▶ **Consigne A**: Pour chaque affirmation, indiquez par oui ou par non si elle concorde avec l'extrait sur Necl-2, en citant textuellement les mots qui tranchent. (i) L'interaction CRTAM/Necl-2 provoque la mort des lymphocytes TVγ9Vδ2. (ii) Necl-2 est un facteur de mauvais pronostic dans les tumeurs bronchiques. (iii) Les stratégies fondées sur les lymphocytes Tγδ peuvent être pleinement efficaces sans que l'immunosuppression induite par la tumeur soit inhibée.
▶ **Consigne B**: Poursuivez l'extrait sur Necl-2 à partir de sa dernière phrase.

▶ **Texte retenu**:
Nectine-like 2 : une cible pour une immunothérapie Tγδ efficace
De nombreux travaux, tant expérimentaux que cliniques, justifient de développer des stratégies d’immunothérapie des tumeurs basées sur l’activation et l’amplification des lymphocytes Tγδ [ 31, 32]. Ces stratégies ne s’avèreront pleinement efficaces que si l’immunosuppression locale ou générale induite par la tumeur est inhibée conjointement [ 33, 34]. Récemment, des résultats prometteurs ont été obtenus dans plusieurs essais cliniques ciblant des étapes clés de l’immunité adaptative à l’aide d’anticorps monoclonaux anti-CTLA-4 et/ou anti-PD-1 [ 35]. De telles stratégies de blocage pourraient être envisagées avec des anticorps thérapeutiques dirigés contre Necl-2.

L’interaction CRTAM/Necl-2 a des conséquences opposées sur l’immunité antitumorale : d’un côté, elle amplifie l’activité cytotoxique des NK et la sécrétion d’IFNγ des T CD8 et, de l’autre côté, elle induit la mort des lymphocytes TVγ9Vδ2. L’expression de Necl-2 serait un mécanisme de contre-attaque de la cellule tumorale qui lui permettrait d’échapper à la défense immunitaire de toute première ligne exercée par les lymphocytes TVγ9Vδ2.

Il apparaît donc important d’analyser l’expression de Necl-2 dans les tumeurs avant d’envisager une immunothérapie. Necl-2, déjà marqueur moléculaire de mauvais pronostic dans certaines leucémies, pourrait se révéler être un marqueur histologique de mauvais pronostic lorsqu’on envisage l’immunothérapie d’une tumeur solide par transfert adoptif de lymphocytes TVγ9Vδ2. Ce nouvel éclairage du rôle de Necl-2 sur l’immunité justifie que de nouvelles études soient menées sur les cellules immunitaires infiltrant la tumeur. Ces études permettront, peut être, de réinterpréter la dualité de Necl-2, facteur de bon pronostic dans les tumeurs bronchiques ou de mauvais pronostic dans d’autres types de tumeur. S’agit-il de tumeurs infiltrées plutôt par des NK ou plutôt par des Tγδ (Figure 5) ?

▶ **Données affichées**:
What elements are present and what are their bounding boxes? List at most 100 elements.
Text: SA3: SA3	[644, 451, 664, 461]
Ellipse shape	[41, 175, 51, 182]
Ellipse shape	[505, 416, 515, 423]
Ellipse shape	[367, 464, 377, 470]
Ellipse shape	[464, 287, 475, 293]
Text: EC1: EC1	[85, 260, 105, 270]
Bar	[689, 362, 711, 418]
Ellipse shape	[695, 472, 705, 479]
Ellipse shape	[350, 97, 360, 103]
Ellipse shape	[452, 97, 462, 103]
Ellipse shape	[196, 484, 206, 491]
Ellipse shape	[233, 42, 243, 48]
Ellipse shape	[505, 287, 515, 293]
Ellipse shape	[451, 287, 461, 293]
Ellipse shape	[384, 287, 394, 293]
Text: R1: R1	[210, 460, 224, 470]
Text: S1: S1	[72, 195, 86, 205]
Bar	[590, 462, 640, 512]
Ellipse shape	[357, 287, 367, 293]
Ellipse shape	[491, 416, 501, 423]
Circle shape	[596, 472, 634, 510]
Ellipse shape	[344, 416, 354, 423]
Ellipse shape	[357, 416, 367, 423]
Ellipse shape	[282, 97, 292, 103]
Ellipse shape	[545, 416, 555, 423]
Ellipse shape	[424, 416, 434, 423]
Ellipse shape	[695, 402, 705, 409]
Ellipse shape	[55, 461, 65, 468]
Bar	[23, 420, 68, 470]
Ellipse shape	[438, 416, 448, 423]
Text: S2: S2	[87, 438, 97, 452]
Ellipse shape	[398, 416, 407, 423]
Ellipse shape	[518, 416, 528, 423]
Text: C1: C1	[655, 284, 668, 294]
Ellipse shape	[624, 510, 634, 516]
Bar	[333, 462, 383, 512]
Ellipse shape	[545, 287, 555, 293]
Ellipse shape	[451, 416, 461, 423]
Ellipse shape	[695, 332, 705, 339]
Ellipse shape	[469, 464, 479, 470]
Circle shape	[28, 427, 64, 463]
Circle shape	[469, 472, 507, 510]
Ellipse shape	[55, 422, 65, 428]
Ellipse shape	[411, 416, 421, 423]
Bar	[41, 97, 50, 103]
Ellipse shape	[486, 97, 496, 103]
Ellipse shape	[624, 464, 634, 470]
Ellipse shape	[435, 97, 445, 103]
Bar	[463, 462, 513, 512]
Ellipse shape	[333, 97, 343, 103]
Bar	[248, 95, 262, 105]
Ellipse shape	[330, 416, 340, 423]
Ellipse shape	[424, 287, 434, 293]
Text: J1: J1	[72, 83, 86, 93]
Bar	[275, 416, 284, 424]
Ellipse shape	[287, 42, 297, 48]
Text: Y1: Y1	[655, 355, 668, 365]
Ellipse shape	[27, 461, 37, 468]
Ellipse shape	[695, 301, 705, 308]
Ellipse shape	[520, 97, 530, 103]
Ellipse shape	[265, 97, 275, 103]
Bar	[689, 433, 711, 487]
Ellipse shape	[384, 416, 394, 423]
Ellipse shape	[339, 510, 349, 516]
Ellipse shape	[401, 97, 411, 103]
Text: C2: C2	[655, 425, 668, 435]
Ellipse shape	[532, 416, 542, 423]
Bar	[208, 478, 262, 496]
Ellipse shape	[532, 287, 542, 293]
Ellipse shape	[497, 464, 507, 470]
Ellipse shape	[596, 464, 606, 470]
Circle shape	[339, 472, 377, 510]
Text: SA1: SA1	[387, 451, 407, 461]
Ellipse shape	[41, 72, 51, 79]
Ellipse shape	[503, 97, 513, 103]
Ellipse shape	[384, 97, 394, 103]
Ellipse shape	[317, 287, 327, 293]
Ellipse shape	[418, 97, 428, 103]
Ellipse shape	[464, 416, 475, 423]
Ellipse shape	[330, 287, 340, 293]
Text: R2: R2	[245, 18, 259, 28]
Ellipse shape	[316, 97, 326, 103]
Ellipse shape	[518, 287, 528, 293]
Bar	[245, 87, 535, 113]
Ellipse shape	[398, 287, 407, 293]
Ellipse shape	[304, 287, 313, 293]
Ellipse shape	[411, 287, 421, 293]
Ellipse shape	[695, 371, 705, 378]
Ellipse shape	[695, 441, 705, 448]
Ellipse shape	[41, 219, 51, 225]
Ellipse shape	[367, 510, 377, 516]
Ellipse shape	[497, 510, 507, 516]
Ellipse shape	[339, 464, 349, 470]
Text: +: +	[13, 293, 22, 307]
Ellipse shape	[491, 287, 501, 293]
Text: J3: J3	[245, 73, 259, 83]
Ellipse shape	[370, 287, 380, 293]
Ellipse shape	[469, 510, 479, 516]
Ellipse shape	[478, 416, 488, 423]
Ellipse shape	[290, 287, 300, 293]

▶ **Réponse rédigée A**:
(i) Oui : « elle induit la mort des lymphocytes TVγ9Vδ2 ».
(ii) Non : « facteur de bon pronostic dans les tumeurs bronchiques ».
(iii) Non : « Ces stratégies ne s’avèreront pleinement efficaces que si l’immunosuppression locale ou générale induite par la tumeur est inhibée conjointement ».

▶ **Réponse rédigée B**:
Dans le cas de patients porteurs de tumeur Necl-2+, les stratégies d’immunothérapie reposant sur les lymphocytes TVγ9Vδ2 devront être couplées avec des antagonistes et/ou des inhibiteurs de l’expression de Necl-2. Des anticorps thérapeutiques anti-Necl-2 peuvent être développés. À l’inverse, des stratégies basées sur l’amplification des cellules NK seront à privilégier dans un environnement tumoral exprimant Necl-2.

Liens d’intérêt

Les auteurs déclarent n’avoir aucun lien d’intérêt concernant les données publiées dans cet article.

 
Acknowledgments

Merci à Jean-Jacques Fournié (UMR 1037, centre de recherche en cancérologie de Toulouse) pour ses précieux conseils. Les données publiées par notre groupe ont été obtenues grâce à des financements de la Ligue contre le cancer, de la région Bretagne et de l’INCA (PL2008-034). Les auteurs remercient le centre de ressources biologiques (CRB)-santé de Rennes (http://www.crbsante-rennes.com) pour son aide à la préparation des échantillons de patients.

 
Footnotes
1 La protéine 4.1 (anciennement bande 4.1) est un composant du système membranaire du globule rouge, assurant l’ancrage du réseau d’actine et de spectrine à la membrane. ll existe de nombreuses isoformes de 4.1 et plusieurs protéines issues de gènes très homologues.
2 Voir à ce propos le numéro thématique publié par m/s en avril 2014 (n° 4, vol. 30) « Microenvironnements tumoraux : conflictuels et complémentaires ».